▸ **Set problem**
Exactly as written, print each record in the listing.

[Dataset rows]
────────
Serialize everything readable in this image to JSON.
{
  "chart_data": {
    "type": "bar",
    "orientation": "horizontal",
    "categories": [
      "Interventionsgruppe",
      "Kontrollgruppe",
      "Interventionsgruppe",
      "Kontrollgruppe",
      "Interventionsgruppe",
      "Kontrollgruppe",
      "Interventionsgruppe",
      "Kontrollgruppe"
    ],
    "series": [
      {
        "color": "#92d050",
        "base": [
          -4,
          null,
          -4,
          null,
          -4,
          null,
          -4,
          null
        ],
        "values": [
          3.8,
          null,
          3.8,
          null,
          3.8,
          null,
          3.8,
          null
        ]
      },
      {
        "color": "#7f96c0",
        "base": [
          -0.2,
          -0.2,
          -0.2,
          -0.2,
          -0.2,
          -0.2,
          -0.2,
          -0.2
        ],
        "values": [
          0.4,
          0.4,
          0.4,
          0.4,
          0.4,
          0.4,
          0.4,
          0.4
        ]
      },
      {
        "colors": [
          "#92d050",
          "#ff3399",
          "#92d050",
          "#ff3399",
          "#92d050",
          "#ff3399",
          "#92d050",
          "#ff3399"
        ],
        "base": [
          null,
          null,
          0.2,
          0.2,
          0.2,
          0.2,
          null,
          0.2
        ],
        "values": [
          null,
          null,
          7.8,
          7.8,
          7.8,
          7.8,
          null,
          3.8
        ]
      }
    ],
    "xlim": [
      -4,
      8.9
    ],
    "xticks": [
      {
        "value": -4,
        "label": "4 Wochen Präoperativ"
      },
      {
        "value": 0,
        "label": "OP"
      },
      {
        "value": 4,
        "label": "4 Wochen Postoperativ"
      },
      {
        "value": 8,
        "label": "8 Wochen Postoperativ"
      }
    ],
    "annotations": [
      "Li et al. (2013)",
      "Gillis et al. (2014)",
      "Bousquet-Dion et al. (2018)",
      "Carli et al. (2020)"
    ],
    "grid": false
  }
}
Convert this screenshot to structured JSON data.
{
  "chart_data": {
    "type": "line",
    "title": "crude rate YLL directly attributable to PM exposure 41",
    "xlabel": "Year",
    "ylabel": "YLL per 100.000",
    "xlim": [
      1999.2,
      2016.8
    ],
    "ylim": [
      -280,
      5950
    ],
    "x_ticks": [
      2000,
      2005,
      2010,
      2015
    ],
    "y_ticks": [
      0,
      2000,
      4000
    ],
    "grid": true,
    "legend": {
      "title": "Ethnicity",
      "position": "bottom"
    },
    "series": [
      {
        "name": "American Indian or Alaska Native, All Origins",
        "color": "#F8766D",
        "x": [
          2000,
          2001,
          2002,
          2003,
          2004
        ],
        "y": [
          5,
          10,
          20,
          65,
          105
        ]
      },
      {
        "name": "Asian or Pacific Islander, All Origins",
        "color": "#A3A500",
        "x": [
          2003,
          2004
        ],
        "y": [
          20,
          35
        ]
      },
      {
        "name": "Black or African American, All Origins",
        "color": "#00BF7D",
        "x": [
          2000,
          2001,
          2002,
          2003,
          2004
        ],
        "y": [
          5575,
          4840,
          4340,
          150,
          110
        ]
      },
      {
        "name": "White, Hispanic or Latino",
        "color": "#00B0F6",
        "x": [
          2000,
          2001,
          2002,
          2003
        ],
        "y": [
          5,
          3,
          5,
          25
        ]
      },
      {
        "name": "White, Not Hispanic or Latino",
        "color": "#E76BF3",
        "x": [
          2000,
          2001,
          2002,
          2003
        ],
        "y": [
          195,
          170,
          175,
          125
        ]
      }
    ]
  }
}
────────
▸ **Result**
Serialize everything readable in this image to JSON.
{
  "chart_data": {
    "type": "bar",
    "orientation": "horizontal",
    "categories": [
      "Interventionsgruppe",
      "Kontrollgruppe",
      "Interventionsgruppe",
      "Kontrollgruppe",
      "Interventionsgruppe",
      "Kontrollgruppe",
      "Interventionsgruppe",
      "Kontrollgruppe"
    ],
    "series": [
      {
        "color": "#92d050",
        "base": [
          -4,
          null,
          -4,
          null,
          -4,
          null,
          -4,
          null
        ],
        "values": [
          3.8,
          null,
          3.8,
          null,
          3.8,
          null,
          3.8,
          null
        ]
      },
      {
        "color": "#7f96c0",
        "base": [
          -0.2,
          -0.2,
          -0.2,
          -0.2,
          -0.2,
          -0.2,
          -0.2,
          -0.2
        ],
        "values": [
          0.4,
          0.4,
          0.4,
          0.4,
          0.4,
          0.4,
          0.4,
          0.4
        ]
      },
      {
        "colors": [
          "#92d050",
          "#ff3399",
          "#92d050",
          "#ff3399",
          "#92d050",
          "#ff3399",
          "#92d050",
          "#ff3399"
        ],
        "base": [
          null,
          null,
          0.2,
          0.2,
          0.2,
          0.2,
          null,
          0.2
        ],
        "values": [
          null,
          null,
          7.8,
          7.8,
          7.8,
          7.8,
          null,
          3.8
        ]
      }
    ],
    "xlim": [
      -4,
      8.9
    ],
    "xticks": [
      {
        "value": -4,
        "label": "4 Wochen Präoperativ"
      },
      {
        "value": 0,
        "label": "OP"
      },
      {
        "value": 4,
        "label": "4 Wochen Postoperativ"
      },
      {
        "value": 8,
        "label": "8 Wochen Postoperativ"
      }
    ],
    "annotations": [
      "Li et al. (2013)",
      "Gillis et al. (2014)",
      "Bousquet-Dion et al. (2018)",
      "Carli et al. (2020)"
    ],
    "grid": false
  }
}
Convert this screenshot to structured JSON data.
{
  "chart_data": {
    "type": "line",
    "title": "crude rate YLL directly attributable to PM exposure 41",
    "xlabel": "Year",
    "ylabel": "YLL per 100.000",
    "xlim": [
      1999.2,
      2016.8
    ],
    "ylim": [
      -280,
      5950
    ],
    "x_ticks": [
      2000,
      2005,
      2010,
      2015
    ],
    "y_ticks": [
      0,
      2000,
      4000
    ],
    "grid": true,
    "legend": {
      "title": "Ethnicity",
      "position": "bottom"
    },
    "series": [
      {
        "name": "American Indian or Alaska Native, All Origins",
        "color": "#F8766D",
        "x": [
          2000,
          2001,
          2002,
          2003,
          2004
        ],
        "y": [
          5,
          10,
          20,
          65,
          105
        ]
      },
      {
        "name": "Asian or Pacific Islander, All Origins",
        "color": "#A3A500",
        "x": [
          2003,
          2004
        ],
        "y": [
          20,
          35
        ]
      },
      {
        "name": "Black or African American, All Origins",
        "color": "#00BF7D",
        "x": [
          2000,
          2001,
          2002,
          2003,
          2004
        ],
        "y": [
          5575,
          4840,
          4340,
          150,
          110
        ]
      },
      {
        "name": "White, Hispanic or Latino",
        "color": "#00B0F6",
        "x": [
          2000,
          2001,
          2002,
          2003
        ],
        "y": [
          5,
          3,
          5,
          25
        ]
      },
      {
        "name": "White, Not Hispanic or Latino",
        "color": "#E76BF3",
        "x": [
          2000,
          2001,
          2002,
          2003
        ],
        "y": [
          195,
          170,
          175,
          125
        ]
      }
    ]
  }
}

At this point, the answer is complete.